#### GOAL:
Find the number of lines containing the string "JSON" in the data. Answer with the number by itself.

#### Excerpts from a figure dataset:
━━━━━━━━
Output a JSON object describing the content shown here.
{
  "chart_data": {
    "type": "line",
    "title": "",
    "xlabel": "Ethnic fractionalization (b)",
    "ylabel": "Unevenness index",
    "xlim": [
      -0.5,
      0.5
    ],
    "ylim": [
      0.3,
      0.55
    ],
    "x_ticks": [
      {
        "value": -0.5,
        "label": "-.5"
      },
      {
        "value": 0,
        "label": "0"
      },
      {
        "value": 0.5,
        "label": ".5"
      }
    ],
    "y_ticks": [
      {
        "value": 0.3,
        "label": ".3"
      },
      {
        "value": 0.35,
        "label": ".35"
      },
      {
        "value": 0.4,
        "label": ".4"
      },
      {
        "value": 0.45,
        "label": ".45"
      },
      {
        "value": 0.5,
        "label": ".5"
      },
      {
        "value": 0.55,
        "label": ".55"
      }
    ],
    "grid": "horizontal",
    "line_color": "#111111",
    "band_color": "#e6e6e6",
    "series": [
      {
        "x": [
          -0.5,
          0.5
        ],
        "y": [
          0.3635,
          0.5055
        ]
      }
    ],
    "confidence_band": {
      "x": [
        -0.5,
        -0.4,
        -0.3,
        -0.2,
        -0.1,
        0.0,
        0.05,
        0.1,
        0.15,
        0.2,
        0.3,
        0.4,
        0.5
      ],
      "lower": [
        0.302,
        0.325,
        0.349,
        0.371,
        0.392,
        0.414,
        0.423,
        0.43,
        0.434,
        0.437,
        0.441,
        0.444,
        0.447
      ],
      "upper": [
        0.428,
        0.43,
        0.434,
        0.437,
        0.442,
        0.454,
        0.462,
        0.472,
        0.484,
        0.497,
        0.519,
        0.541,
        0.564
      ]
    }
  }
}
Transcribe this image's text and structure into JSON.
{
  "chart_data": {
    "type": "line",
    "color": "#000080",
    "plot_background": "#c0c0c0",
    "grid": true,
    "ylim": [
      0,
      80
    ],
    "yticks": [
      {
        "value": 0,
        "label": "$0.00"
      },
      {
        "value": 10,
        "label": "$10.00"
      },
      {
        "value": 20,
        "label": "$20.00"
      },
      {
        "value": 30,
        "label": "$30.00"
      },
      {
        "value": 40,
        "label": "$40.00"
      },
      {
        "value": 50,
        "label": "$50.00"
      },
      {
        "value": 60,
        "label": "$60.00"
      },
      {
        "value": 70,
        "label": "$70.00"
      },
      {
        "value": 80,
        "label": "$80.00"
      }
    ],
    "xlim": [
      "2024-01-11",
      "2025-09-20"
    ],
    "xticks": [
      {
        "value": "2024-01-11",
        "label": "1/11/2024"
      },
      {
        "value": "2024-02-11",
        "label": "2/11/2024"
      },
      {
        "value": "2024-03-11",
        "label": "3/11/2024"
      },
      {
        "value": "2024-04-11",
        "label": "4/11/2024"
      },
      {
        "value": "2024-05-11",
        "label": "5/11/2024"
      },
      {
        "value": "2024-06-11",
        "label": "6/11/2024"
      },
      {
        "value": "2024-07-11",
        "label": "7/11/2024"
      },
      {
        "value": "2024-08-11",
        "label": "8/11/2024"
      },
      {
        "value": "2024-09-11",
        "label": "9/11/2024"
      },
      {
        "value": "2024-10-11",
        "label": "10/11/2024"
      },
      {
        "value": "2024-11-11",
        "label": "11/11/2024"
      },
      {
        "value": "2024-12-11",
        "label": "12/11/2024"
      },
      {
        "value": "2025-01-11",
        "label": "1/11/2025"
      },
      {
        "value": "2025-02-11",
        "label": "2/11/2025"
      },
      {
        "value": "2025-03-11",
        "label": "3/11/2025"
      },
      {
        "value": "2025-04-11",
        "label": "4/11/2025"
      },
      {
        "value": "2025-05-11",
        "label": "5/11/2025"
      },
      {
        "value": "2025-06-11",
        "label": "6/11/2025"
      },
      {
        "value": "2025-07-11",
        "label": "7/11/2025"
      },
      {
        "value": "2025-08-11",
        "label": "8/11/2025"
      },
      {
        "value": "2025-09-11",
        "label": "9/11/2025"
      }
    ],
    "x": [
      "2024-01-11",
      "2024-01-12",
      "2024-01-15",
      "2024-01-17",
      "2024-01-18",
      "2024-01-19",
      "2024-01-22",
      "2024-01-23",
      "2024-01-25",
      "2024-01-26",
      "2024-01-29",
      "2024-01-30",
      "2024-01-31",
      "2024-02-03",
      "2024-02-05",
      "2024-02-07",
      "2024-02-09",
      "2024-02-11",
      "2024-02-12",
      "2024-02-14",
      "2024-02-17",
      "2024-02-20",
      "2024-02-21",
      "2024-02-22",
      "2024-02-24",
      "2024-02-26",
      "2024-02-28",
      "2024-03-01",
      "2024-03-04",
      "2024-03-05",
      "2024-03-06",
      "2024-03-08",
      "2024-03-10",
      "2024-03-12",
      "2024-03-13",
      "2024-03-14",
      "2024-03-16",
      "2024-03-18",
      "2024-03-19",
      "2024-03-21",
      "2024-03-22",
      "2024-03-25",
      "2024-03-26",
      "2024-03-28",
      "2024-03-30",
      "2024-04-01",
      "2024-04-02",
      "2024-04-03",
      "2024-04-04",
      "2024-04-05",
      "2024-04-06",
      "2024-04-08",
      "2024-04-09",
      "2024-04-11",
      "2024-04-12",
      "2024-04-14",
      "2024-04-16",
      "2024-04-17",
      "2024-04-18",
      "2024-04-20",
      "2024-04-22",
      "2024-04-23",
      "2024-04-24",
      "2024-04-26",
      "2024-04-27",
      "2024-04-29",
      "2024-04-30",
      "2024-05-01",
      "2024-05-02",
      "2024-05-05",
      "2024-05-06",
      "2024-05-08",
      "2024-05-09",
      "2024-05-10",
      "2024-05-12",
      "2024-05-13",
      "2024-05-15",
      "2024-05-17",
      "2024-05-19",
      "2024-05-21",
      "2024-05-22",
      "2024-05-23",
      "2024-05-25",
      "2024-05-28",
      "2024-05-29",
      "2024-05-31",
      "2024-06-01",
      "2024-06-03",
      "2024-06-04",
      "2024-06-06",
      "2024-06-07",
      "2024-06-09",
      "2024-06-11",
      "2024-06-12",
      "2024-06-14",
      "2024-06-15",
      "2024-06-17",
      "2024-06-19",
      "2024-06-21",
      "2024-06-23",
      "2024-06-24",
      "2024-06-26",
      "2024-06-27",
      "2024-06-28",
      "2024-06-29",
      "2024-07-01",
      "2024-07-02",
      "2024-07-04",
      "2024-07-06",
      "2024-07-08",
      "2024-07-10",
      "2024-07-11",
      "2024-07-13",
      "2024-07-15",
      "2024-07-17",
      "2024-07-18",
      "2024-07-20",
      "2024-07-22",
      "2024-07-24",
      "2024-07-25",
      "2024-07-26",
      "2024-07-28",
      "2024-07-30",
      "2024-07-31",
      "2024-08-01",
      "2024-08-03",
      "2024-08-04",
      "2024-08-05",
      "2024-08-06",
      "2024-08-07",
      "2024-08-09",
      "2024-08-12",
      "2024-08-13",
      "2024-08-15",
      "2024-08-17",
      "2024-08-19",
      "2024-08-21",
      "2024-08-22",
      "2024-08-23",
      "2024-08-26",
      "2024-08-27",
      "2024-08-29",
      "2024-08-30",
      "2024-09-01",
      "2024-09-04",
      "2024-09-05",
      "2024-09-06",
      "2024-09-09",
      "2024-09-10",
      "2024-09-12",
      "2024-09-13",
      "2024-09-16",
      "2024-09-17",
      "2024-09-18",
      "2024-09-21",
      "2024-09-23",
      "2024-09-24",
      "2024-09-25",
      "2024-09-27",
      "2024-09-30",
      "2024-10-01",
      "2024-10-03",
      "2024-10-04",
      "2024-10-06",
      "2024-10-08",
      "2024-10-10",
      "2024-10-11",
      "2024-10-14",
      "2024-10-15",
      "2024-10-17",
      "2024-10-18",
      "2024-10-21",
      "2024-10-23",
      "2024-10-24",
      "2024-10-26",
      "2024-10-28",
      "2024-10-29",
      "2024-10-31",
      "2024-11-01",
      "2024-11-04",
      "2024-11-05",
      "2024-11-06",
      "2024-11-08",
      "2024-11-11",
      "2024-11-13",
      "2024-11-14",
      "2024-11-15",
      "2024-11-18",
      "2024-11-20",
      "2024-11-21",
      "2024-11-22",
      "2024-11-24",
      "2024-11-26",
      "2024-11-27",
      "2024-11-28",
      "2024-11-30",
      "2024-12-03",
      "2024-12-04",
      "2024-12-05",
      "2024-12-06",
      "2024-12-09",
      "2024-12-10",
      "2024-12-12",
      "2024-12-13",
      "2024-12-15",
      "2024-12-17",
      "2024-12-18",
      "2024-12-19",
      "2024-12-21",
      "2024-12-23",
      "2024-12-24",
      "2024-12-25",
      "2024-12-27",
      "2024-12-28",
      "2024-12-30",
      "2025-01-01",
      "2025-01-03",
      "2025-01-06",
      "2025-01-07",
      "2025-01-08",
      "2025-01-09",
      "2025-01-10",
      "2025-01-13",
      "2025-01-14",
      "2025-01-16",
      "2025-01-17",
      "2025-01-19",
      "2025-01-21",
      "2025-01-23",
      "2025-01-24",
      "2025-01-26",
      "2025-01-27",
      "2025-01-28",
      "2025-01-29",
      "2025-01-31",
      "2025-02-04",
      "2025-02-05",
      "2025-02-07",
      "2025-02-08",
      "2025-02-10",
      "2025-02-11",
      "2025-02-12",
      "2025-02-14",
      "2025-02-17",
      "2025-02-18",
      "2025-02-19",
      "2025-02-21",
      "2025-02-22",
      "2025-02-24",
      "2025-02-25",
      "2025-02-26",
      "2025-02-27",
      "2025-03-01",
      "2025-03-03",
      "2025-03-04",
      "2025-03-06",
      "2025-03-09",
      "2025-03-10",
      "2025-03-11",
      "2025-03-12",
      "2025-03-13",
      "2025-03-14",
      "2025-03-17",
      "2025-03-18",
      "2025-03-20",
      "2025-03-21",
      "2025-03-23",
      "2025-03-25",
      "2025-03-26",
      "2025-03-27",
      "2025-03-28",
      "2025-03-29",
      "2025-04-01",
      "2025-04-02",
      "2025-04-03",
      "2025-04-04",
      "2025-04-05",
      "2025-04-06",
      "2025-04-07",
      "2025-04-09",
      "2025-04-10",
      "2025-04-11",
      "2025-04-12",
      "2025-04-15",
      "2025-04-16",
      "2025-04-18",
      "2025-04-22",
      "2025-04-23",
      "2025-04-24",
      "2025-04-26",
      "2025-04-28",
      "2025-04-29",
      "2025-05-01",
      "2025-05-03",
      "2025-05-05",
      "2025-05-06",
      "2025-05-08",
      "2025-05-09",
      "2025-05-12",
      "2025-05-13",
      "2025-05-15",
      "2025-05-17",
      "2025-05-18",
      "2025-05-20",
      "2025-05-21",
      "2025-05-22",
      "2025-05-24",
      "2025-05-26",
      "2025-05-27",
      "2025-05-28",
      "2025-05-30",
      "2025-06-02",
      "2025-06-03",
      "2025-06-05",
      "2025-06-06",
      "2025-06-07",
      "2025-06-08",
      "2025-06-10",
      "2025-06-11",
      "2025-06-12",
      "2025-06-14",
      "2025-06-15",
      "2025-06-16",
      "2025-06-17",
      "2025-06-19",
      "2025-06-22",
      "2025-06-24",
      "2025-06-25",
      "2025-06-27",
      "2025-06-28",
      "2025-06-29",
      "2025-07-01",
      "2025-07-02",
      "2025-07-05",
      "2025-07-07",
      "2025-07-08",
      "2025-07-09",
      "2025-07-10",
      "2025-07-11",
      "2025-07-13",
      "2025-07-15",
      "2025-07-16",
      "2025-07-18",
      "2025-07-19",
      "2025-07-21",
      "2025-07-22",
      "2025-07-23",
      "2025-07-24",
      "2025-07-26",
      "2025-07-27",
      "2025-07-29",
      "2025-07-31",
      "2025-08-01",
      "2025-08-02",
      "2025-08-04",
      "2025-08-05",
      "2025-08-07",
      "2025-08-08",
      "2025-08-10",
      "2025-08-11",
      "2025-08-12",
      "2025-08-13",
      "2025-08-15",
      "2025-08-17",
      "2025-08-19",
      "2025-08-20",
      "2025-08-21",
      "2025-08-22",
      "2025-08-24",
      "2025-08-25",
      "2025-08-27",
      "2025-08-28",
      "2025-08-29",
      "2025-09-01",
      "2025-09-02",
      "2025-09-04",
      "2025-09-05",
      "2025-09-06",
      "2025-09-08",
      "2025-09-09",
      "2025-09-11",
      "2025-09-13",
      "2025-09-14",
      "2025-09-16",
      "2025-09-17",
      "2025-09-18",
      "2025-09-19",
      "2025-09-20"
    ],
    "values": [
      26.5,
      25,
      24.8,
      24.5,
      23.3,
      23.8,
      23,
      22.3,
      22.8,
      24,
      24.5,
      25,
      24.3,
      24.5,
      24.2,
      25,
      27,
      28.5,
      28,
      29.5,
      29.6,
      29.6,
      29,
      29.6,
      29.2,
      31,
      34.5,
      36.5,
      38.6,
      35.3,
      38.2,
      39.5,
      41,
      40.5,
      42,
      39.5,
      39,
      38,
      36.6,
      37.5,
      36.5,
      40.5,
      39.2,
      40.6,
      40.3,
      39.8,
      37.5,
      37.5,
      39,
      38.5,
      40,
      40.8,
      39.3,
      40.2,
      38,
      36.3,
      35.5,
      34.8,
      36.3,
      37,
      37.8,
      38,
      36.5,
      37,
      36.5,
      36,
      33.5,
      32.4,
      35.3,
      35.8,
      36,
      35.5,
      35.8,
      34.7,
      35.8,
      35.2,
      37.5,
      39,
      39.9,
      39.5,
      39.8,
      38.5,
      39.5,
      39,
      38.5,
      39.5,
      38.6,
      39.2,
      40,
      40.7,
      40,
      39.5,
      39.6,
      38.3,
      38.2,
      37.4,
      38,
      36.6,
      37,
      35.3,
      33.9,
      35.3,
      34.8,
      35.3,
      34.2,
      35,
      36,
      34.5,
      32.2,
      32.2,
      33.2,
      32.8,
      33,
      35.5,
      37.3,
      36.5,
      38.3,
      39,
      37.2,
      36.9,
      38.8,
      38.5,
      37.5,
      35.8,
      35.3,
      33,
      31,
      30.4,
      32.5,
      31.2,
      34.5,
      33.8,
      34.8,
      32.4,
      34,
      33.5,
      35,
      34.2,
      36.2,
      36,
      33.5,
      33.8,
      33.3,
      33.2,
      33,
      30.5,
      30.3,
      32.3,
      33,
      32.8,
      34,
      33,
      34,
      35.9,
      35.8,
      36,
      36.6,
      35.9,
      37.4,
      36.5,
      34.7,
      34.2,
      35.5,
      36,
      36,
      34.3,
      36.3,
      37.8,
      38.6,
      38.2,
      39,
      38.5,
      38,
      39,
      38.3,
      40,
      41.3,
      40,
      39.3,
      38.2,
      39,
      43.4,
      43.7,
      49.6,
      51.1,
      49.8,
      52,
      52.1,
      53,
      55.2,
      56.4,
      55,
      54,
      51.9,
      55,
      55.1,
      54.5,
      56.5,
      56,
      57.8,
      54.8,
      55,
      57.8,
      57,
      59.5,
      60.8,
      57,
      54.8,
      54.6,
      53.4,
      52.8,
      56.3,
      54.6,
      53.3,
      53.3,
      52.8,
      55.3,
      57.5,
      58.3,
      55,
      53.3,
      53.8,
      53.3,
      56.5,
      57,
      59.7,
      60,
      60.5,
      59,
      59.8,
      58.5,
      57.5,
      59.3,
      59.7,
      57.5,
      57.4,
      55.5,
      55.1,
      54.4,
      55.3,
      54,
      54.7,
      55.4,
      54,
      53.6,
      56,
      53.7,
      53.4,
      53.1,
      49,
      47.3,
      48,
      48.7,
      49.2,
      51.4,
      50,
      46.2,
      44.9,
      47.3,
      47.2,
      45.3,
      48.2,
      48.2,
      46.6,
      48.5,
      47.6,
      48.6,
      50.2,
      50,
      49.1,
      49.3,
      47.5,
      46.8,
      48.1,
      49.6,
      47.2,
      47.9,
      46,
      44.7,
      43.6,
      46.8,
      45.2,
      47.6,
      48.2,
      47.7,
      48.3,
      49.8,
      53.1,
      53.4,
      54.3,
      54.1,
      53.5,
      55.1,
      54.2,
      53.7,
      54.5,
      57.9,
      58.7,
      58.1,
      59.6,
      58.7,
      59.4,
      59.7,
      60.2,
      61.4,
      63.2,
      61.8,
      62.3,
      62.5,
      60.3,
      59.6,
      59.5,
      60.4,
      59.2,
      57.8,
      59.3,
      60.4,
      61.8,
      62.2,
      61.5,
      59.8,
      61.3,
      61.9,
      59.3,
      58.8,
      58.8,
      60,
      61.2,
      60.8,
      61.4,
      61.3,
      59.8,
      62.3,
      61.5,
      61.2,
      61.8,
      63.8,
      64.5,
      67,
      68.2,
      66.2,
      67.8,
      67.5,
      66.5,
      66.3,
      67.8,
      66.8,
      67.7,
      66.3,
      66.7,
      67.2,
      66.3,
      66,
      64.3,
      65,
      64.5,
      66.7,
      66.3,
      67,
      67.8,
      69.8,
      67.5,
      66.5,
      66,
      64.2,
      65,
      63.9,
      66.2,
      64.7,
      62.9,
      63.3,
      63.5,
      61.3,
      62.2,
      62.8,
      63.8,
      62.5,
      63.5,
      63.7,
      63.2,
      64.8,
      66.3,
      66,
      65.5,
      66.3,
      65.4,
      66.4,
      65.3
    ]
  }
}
━━━━━━━━
#### RESULT FOR THIS EXERCISE:
2